[Written request]:
Tally up the lines that include "Grundwasserstand" and state that number by itself.

# START OF Data rows

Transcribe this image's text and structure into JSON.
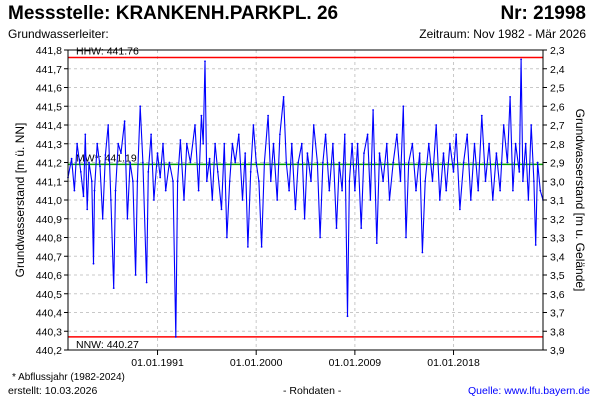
{
  "header": {
    "title": "Messstelle: KRANKENH.PARKPL. 26",
    "number": "Nr: 21998",
    "aquifer": "Grundwasserleiter:",
    "period": "Zeitraum: Nov 1982 - Mär 2026"
  },
  "footer": {
    "note": "* Abflussjahr (1982-2024)",
    "created": "erstellt:  10.03.2026",
    "raw": "- Rohdaten -",
    "source": "Quelle: www.lfu.bayern.de"
  },
  "colors": {
    "series": "#0000ff",
    "extreme_lines": "#ff0000",
    "mean_line": "#00a000",
    "grid": "#c8c8c8"
  },
  "chart_data": {
    "type": "line",
    "xlabel": "",
    "ylabel": "Grundwasserstand [m ü. NN]",
    "ylabel_right": "Grundwasserstand [m u. Gelände]",
    "xlim": [
      "1982-11-01",
      "2026-03-01"
    ],
    "ylim": [
      440.2,
      441.8
    ],
    "ylim_right": [
      3.9,
      2.3
    ],
    "x_ticks": [
      "1991-01-01",
      "2000-01-01",
      "2009-01-01",
      "2018-01-01"
    ],
    "x_tick_labels": [
      "01.01.1991",
      "01.01.2000",
      "01.01.2009",
      "01.01.2018"
    ],
    "y_ticks": [
      441.8,
      441.7,
      441.6,
      441.5,
      441.4,
      441.3,
      441.2,
      441.1,
      441.0,
      440.9,
      440.8,
      440.7,
      440.6,
      440.5,
      440.4,
      440.3,
      440.2
    ],
    "y_tick_labels": [
      "441,8",
      "441,7",
      "441,6",
      "441,5",
      "441,4",
      "441,3",
      "441,2",
      "441,1",
      "441,0",
      "440,9",
      "440,8",
      "440,7",
      "440,6",
      "440,5",
      "440,4",
      "440,3",
      "440,2"
    ],
    "y_ticks_right": [
      2.3,
      2.4,
      2.5,
      2.6,
      2.7,
      2.8,
      2.9,
      3.0,
      3.1,
      3.2,
      3.3,
      3.4,
      3.5,
      3.6,
      3.7,
      3.8,
      3.9
    ],
    "y_tick_labels_right": [
      "2,3",
      "2,4",
      "2,5",
      "2,6",
      "2,7",
      "2,8",
      "2,9",
      "3,0",
      "3,1",
      "3,2",
      "3,3",
      "3,4",
      "3,5",
      "3,6",
      "3,7",
      "3,8",
      "3,9"
    ],
    "grid": true,
    "reference_lines": [
      {
        "label": "HHW: 441.76",
        "value": 441.76,
        "color": "#ff0000"
      },
      {
        "label": "NNW: 440.27",
        "value": 440.27,
        "color": "#ff0000"
      },
      {
        "label": "MW*: 441.19",
        "value": 441.19,
        "color": "#00a000"
      }
    ],
    "series": [
      {
        "values": [
          [
            "1982-11-01",
            441.12
          ],
          [
            "1983-03-01",
            441.22
          ],
          [
            "1983-06-01",
            441.05
          ],
          [
            "1983-09-01",
            441.3
          ],
          [
            "1984-01-01",
            441.15
          ],
          [
            "1984-04-01",
            441.02
          ],
          [
            "1984-06-01",
            441.35
          ],
          [
            "1984-08-01",
            440.95
          ],
          [
            "1984-10-01",
            441.2
          ],
          [
            "1985-01-01",
            441.1
          ],
          [
            "1985-03-01",
            440.66
          ],
          [
            "1985-04-01",
            441.05
          ],
          [
            "1985-07-01",
            441.3
          ],
          [
            "1985-10-01",
            441.18
          ],
          [
            "1986-01-01",
            440.9
          ],
          [
            "1986-04-01",
            441.24
          ],
          [
            "1986-07-01",
            441.4
          ],
          [
            "1986-10-01",
            441.0
          ],
          [
            "1987-01-01",
            440.53
          ],
          [
            "1987-03-01",
            441.05
          ],
          [
            "1987-06-01",
            441.3
          ],
          [
            "1987-09-01",
            441.25
          ],
          [
            "1988-01-01",
            441.42
          ],
          [
            "1988-04-01",
            440.9
          ],
          [
            "1988-07-01",
            441.2
          ],
          [
            "1988-10-01",
            441.1
          ],
          [
            "1989-01-01",
            440.6
          ],
          [
            "1989-03-01",
            441.1
          ],
          [
            "1989-06-01",
            441.5
          ],
          [
            "1989-09-01",
            441.2
          ],
          [
            "1990-01-01",
            440.56
          ],
          [
            "1990-03-01",
            441.15
          ],
          [
            "1990-06-01",
            441.35
          ],
          [
            "1990-09-01",
            441.0
          ],
          [
            "1991-01-01",
            441.25
          ],
          [
            "1991-04-01",
            441.12
          ],
          [
            "1991-07-01",
            441.3
          ],
          [
            "1991-10-01",
            441.05
          ],
          [
            "1992-02-01",
            441.2
          ],
          [
            "1992-06-01",
            441.1
          ],
          [
            "1992-09-01",
            440.27
          ],
          [
            "1992-11-01",
            441.1
          ],
          [
            "1993-02-01",
            441.32
          ],
          [
            "1993-06-01",
            441.0
          ],
          [
            "1993-09-01",
            441.3
          ],
          [
            "1994-01-01",
            441.2
          ],
          [
            "1994-06-01",
            441.4
          ],
          [
            "1994-10-01",
            441.05
          ],
          [
            "1995-01-01",
            441.45
          ],
          [
            "1995-03-01",
            441.3
          ],
          [
            "1995-05-01",
            441.74
          ],
          [
            "1995-07-01",
            441.1
          ],
          [
            "1995-10-01",
            441.22
          ],
          [
            "1996-01-01",
            441.0
          ],
          [
            "1996-04-01",
            441.3
          ],
          [
            "1996-07-01",
            441.15
          ],
          [
            "1996-11-01",
            440.95
          ],
          [
            "1997-02-01",
            441.3
          ],
          [
            "1997-05-01",
            440.8
          ],
          [
            "1997-08-01",
            441.1
          ],
          [
            "1997-11-01",
            441.3
          ],
          [
            "1998-02-01",
            441.2
          ],
          [
            "1998-06-01",
            441.35
          ],
          [
            "1998-10-01",
            441.0
          ],
          [
            "1999-01-01",
            441.25
          ],
          [
            "1999-04-01",
            440.75
          ],
          [
            "1999-07-01",
            441.15
          ],
          [
            "1999-10-01",
            441.4
          ],
          [
            "2000-01-01",
            441.2
          ],
          [
            "2000-04-01",
            441.1
          ],
          [
            "2000-07-01",
            440.75
          ],
          [
            "2000-10-01",
            441.2
          ],
          [
            "2001-02-01",
            441.45
          ],
          [
            "2001-05-01",
            441.1
          ],
          [
            "2001-08-01",
            441.3
          ],
          [
            "2001-12-01",
            441.0
          ],
          [
            "2002-03-01",
            441.35
          ],
          [
            "2002-07-01",
            441.55
          ],
          [
            "2002-10-01",
            441.2
          ],
          [
            "2003-01-01",
            441.05
          ],
          [
            "2003-04-01",
            441.3
          ],
          [
            "2003-08-01",
            440.95
          ],
          [
            "2003-11-01",
            441.2
          ],
          [
            "2004-03-01",
            441.3
          ],
          [
            "2004-06-01",
            440.9
          ],
          [
            "2004-09-01",
            441.25
          ],
          [
            "2005-01-01",
            441.1
          ],
          [
            "2005-04-01",
            441.4
          ],
          [
            "2005-08-01",
            441.2
          ],
          [
            "2005-11-01",
            440.8
          ],
          [
            "2006-02-01",
            441.2
          ],
          [
            "2006-05-01",
            441.35
          ],
          [
            "2006-09-01",
            441.05
          ],
          [
            "2007-01-01",
            441.3
          ],
          [
            "2007-05-01",
            440.85
          ],
          [
            "2007-08-01",
            441.2
          ],
          [
            "2007-11-01",
            441.05
          ],
          [
            "2008-02-01",
            441.35
          ],
          [
            "2008-05-01",
            440.38
          ],
          [
            "2008-07-01",
            441.1
          ],
          [
            "2008-10-01",
            441.3
          ],
          [
            "2009-01-01",
            441.05
          ],
          [
            "2009-04-01",
            441.3
          ],
          [
            "2009-08-01",
            440.85
          ],
          [
            "2009-11-01",
            441.25
          ],
          [
            "2010-03-01",
            441.35
          ],
          [
            "2010-06-01",
            441.0
          ],
          [
            "2010-09-01",
            441.48
          ],
          [
            "2011-01-01",
            440.77
          ],
          [
            "2011-04-01",
            441.25
          ],
          [
            "2011-08-01",
            441.1
          ],
          [
            "2011-12-01",
            441.3
          ],
          [
            "2012-03-01",
            441.0
          ],
          [
            "2012-07-01",
            441.2
          ],
          [
            "2012-11-01",
            441.35
          ],
          [
            "2013-03-01",
            441.1
          ],
          [
            "2013-06-01",
            441.5
          ],
          [
            "2013-09-01",
            440.8
          ],
          [
            "2013-12-01",
            441.2
          ],
          [
            "2014-04-01",
            441.3
          ],
          [
            "2014-08-01",
            441.05
          ],
          [
            "2014-12-01",
            441.25
          ],
          [
            "2015-03-01",
            440.72
          ],
          [
            "2015-06-01",
            441.1
          ],
          [
            "2015-10-01",
            441.3
          ],
          [
            "2016-02-01",
            441.1
          ],
          [
            "2016-06-01",
            441.4
          ],
          [
            "2016-10-01",
            441.0
          ],
          [
            "2017-02-01",
            441.25
          ],
          [
            "2017-05-01",
            441.05
          ],
          [
            "2017-09-01",
            441.3
          ],
          [
            "2018-01-01",
            441.15
          ],
          [
            "2018-04-01",
            441.35
          ],
          [
            "2018-08-01",
            440.95
          ],
          [
            "2018-12-01",
            441.2
          ],
          [
            "2019-04-01",
            441.35
          ],
          [
            "2019-08-01",
            441.0
          ],
          [
            "2019-12-01",
            441.3
          ],
          [
            "2020-04-01",
            441.05
          ],
          [
            "2020-08-01",
            441.45
          ],
          [
            "2020-12-01",
            441.1
          ],
          [
            "2021-04-01",
            441.3
          ],
          [
            "2021-08-01",
            441.0
          ],
          [
            "2021-12-01",
            441.25
          ],
          [
            "2022-04-01",
            441.05
          ],
          [
            "2022-08-01",
            441.4
          ],
          [
            "2022-12-01",
            441.2
          ],
          [
            "2023-03-01",
            441.55
          ],
          [
            "2023-06-01",
            441.05
          ],
          [
            "2023-09-01",
            441.3
          ],
          [
            "2024-01-01",
            441.15
          ],
          [
            "2024-03-01",
            441.75
          ],
          [
            "2024-05-01",
            441.1
          ],
          [
            "2024-08-01",
            441.3
          ],
          [
            "2024-11-01",
            441.0
          ],
          [
            "2025-02-01",
            441.4
          ],
          [
            "2025-05-01",
            441.1
          ],
          [
            "2025-07-01",
            440.76
          ],
          [
            "2025-09-01",
            441.2
          ],
          [
            "2025-12-01",
            441.05
          ],
          [
            "2026-03-01",
            441.0
          ]
        ]
      }
    ]
  }
}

# END OF Data rows

[Response for this exercise]:
2